— Start —

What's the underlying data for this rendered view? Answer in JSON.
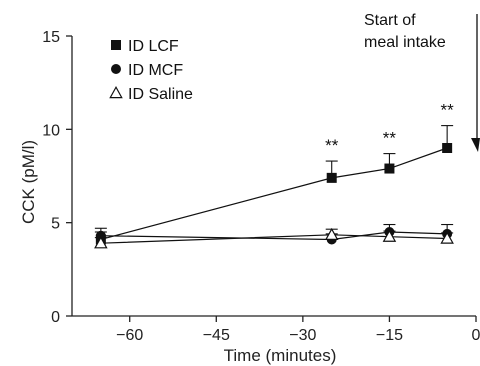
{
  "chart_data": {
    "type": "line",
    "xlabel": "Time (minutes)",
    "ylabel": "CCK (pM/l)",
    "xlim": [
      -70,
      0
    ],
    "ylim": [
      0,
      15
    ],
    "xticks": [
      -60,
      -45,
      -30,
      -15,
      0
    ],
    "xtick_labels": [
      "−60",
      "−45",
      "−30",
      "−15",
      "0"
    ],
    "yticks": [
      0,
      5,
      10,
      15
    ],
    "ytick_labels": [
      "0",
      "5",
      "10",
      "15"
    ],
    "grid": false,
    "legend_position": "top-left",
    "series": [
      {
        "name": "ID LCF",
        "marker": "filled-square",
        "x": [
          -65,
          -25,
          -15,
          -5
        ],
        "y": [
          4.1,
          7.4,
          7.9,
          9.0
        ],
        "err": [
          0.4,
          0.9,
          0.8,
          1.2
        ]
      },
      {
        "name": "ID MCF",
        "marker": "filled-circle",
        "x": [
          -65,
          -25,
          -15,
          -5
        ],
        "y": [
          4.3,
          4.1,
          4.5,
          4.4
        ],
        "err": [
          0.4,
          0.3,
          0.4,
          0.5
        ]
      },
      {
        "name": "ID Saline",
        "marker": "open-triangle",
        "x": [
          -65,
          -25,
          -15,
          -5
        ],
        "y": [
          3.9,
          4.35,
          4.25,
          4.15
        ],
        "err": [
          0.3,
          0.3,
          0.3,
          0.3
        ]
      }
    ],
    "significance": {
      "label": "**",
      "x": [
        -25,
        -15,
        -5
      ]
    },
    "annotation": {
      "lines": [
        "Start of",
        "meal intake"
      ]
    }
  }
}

— End —

* EXERCISE INSTRUCTIONS *
Copy each line from the records above that includes the string "filled".

* RESULT BELOW *
        "marker": "filled-square",
        "marker": "filled-circle",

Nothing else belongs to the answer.